THE PROBLEM ▸ Show each line of the data below that has the string "probably" in it.

Data records
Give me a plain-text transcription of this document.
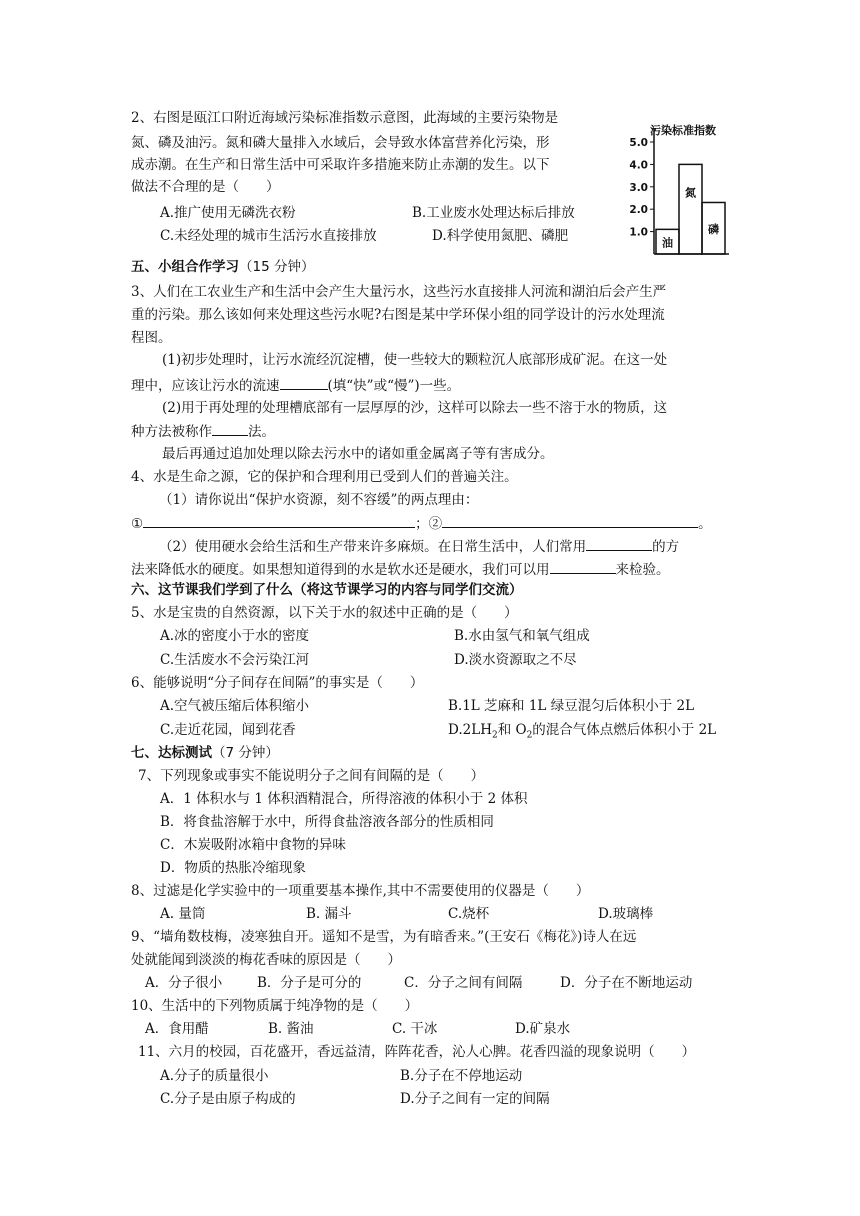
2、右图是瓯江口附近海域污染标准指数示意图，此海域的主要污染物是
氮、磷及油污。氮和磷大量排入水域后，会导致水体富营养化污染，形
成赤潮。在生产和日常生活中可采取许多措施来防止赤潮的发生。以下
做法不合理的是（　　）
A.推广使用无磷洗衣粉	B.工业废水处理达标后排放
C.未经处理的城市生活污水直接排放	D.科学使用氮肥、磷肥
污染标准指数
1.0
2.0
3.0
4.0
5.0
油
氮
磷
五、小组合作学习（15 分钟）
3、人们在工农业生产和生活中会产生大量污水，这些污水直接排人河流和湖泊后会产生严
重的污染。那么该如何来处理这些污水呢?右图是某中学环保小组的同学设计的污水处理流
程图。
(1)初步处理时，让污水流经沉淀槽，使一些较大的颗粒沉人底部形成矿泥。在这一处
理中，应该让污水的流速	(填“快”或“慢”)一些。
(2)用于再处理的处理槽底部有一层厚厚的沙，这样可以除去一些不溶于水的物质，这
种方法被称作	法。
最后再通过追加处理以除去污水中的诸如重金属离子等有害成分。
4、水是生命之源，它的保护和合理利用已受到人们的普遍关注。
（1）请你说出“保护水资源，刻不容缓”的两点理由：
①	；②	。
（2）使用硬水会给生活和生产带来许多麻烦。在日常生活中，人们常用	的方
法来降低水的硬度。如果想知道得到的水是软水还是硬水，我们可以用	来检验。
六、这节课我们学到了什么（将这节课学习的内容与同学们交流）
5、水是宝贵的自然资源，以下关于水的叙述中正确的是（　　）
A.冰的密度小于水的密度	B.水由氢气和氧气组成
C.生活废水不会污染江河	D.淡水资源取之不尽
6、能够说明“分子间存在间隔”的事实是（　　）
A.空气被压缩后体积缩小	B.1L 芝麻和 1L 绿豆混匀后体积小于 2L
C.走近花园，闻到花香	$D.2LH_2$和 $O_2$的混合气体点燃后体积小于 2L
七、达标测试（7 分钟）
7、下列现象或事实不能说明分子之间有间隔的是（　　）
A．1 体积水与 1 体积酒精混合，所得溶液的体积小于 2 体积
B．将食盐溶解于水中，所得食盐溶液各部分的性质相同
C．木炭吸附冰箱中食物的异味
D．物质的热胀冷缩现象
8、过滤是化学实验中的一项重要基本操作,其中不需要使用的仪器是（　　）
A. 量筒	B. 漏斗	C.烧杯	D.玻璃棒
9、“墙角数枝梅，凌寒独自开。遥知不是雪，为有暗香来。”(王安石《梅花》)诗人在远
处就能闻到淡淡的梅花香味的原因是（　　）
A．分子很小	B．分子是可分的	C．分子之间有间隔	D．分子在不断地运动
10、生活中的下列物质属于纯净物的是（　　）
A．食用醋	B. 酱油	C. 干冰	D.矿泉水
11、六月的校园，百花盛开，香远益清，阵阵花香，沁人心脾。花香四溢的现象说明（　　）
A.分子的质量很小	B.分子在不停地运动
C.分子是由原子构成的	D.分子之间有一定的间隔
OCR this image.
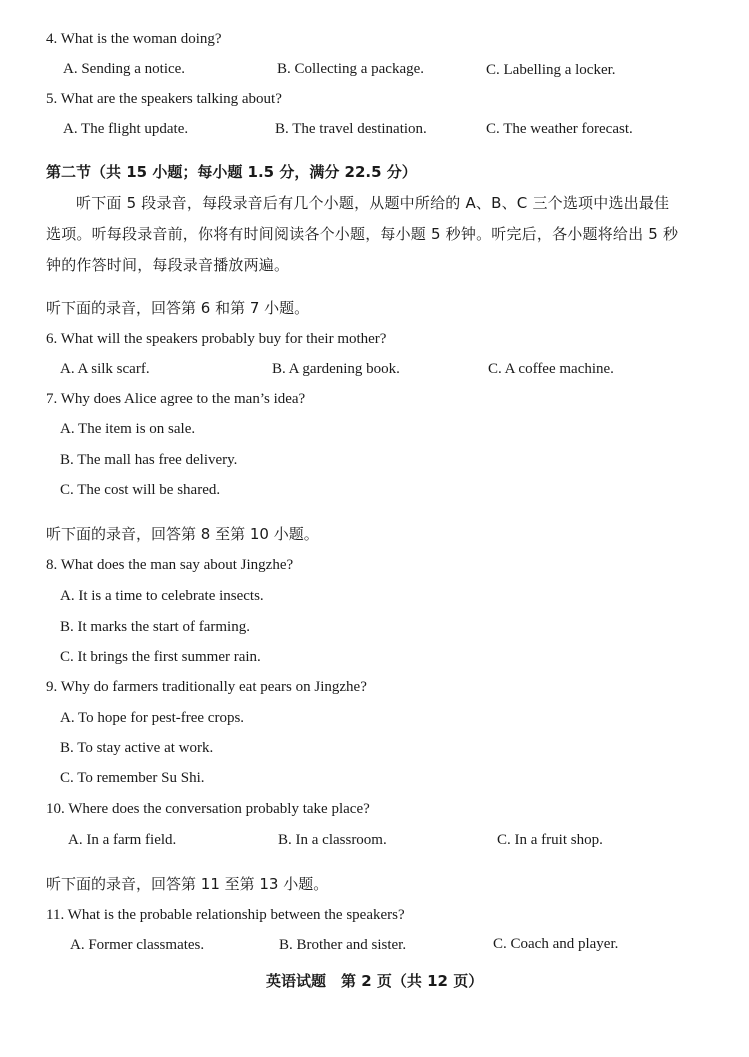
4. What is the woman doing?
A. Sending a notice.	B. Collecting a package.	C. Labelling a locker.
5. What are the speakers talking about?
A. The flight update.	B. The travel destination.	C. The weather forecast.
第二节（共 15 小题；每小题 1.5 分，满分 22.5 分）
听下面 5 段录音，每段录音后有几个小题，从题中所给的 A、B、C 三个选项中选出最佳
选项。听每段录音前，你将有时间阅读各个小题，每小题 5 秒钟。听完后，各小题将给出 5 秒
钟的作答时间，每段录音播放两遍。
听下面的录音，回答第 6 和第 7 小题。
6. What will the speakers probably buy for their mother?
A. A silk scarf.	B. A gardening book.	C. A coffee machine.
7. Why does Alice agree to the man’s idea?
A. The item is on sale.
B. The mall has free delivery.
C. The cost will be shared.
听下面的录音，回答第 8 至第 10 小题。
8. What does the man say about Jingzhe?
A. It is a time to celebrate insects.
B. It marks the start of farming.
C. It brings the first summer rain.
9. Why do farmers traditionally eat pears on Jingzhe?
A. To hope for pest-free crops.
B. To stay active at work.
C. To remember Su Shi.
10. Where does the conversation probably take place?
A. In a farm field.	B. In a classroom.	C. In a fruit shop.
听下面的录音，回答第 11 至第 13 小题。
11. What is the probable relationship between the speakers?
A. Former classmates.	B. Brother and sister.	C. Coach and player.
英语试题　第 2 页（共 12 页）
* * *
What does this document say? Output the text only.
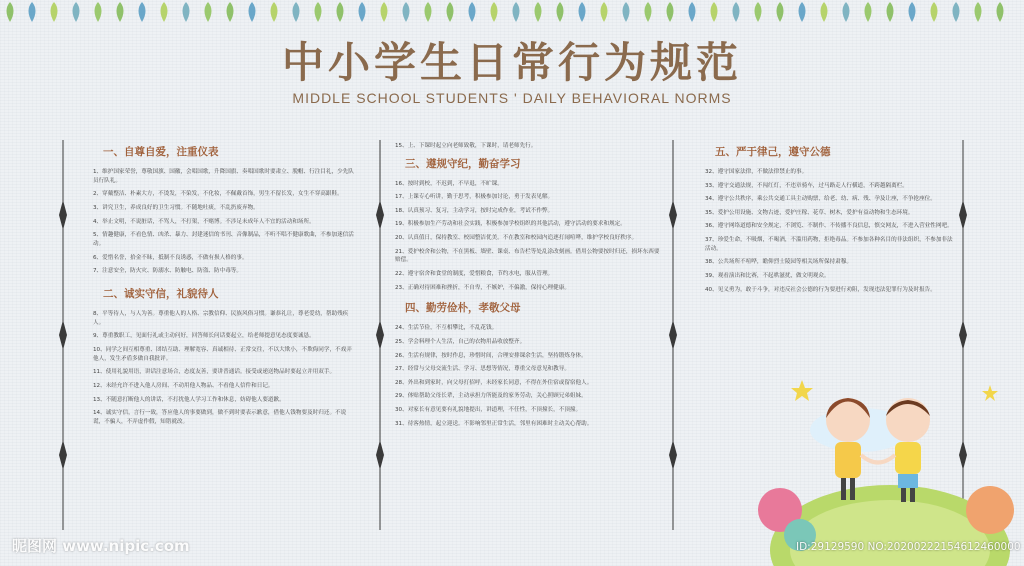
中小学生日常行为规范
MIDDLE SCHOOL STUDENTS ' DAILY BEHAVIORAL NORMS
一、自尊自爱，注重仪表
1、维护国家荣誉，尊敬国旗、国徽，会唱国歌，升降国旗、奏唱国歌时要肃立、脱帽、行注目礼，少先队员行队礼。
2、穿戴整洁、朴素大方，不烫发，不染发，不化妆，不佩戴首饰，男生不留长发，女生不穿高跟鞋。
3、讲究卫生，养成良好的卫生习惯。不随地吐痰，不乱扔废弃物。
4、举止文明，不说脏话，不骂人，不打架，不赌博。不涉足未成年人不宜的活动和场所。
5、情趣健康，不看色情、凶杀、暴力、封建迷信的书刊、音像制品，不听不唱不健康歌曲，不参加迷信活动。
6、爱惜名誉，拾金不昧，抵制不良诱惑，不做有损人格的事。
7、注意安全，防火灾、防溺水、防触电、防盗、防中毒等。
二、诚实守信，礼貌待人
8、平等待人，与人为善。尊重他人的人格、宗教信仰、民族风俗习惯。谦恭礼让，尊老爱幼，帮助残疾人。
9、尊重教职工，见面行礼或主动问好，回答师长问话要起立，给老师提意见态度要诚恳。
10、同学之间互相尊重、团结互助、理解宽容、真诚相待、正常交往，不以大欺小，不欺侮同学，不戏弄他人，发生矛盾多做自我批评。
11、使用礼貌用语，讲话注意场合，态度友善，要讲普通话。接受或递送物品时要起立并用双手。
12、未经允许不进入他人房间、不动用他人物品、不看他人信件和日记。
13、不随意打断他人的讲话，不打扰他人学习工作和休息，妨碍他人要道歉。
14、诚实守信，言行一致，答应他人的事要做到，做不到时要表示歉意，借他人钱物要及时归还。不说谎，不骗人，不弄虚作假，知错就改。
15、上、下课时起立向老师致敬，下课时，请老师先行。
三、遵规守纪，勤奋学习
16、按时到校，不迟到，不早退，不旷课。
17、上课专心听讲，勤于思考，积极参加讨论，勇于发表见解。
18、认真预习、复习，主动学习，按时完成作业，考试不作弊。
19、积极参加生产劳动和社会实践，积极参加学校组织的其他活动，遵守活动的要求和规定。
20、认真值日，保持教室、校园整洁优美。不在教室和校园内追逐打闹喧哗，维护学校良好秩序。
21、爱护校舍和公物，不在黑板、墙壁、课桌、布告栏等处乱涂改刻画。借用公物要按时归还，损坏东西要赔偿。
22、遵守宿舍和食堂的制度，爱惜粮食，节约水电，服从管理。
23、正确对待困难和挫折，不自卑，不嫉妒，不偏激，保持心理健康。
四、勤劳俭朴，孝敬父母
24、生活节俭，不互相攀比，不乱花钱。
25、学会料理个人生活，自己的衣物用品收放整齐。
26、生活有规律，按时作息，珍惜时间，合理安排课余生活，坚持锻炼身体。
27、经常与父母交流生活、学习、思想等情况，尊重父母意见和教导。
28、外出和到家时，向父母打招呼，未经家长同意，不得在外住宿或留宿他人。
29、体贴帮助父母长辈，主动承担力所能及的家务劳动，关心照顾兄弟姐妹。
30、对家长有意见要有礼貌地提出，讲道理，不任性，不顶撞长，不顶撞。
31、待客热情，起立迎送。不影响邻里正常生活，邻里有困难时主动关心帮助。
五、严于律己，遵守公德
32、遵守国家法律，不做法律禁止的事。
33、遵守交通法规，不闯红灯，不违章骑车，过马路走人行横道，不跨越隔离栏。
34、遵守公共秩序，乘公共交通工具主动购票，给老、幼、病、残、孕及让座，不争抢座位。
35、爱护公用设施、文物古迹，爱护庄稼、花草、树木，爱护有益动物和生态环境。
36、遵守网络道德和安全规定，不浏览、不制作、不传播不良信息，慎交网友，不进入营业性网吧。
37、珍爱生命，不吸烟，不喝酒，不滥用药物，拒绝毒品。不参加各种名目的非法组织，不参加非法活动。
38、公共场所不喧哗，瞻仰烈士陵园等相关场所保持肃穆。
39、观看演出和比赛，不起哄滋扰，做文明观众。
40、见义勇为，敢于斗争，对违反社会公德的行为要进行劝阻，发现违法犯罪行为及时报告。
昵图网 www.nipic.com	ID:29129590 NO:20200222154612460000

THE OUTPUT ▸
6. What will the speakers probably buy for their mother?
10. Where does the conversation probably take place?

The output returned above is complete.